— start of Records for this exercise —
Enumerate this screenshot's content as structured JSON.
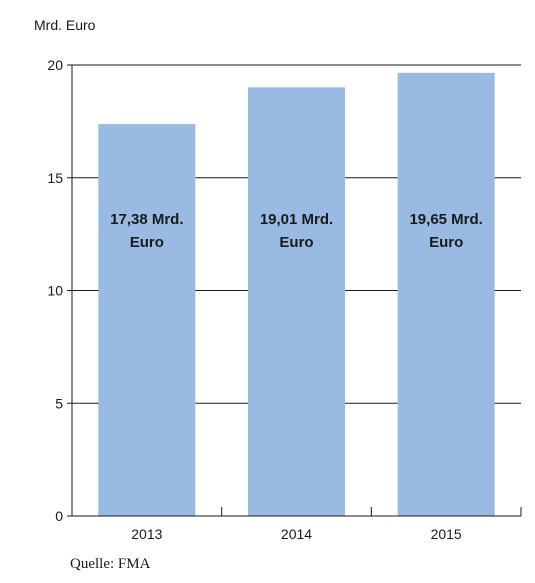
{
  "chart_data": {
    "type": "bar",
    "ylabel": "Mrd. Euro",
    "categories": [
      "2013",
      "2014",
      "2015"
    ],
    "values": [
      17.38,
      19.01,
      19.65
    ],
    "data_labels": [
      [
        "17,38 Mrd.",
        "Euro"
      ],
      [
        "19,01 Mrd.",
        "Euro"
      ],
      [
        "19,65 Mrd.",
        "Euro"
      ]
    ],
    "ylim": [
      0,
      20
    ],
    "yticks": [
      0,
      5,
      10,
      15,
      20
    ],
    "grid": true,
    "bar_color": "#99bbe3",
    "axis_color": "#1a1a1a"
  },
  "source": "Quelle: FMA"
}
— end of Records for this exercise —
-- Instructions to follow --
Every line of the material is to be quoted exactly, with no pictures carried over.

-- Completed exercise --
Enumerate this screenshot's content as structured JSON.
{
  "chart_data": {
    "type": "bar",
    "ylabel": "Mrd. Euro",
    "categories": [
      "2013",
      "2014",
      "2015"
    ],
    "values": [
      17.38,
      19.01,
      19.65
    ],
    "data_labels": [
      [
        "17,38 Mrd.",
        "Euro"
      ],
      [
        "19,01 Mrd.",
        "Euro"
      ],
      [
        "19,65 Mrd.",
        "Euro"
      ]
    ],
    "ylim": [
      0,
      20
    ],
    "yticks": [
      0,
      5,
      10,
      15,
      20
    ],
    "grid": true,
    "bar_color": "#99bbe3",
    "axis_color": "#1a1a1a"
  },
  "source": "Quelle: FMA"
}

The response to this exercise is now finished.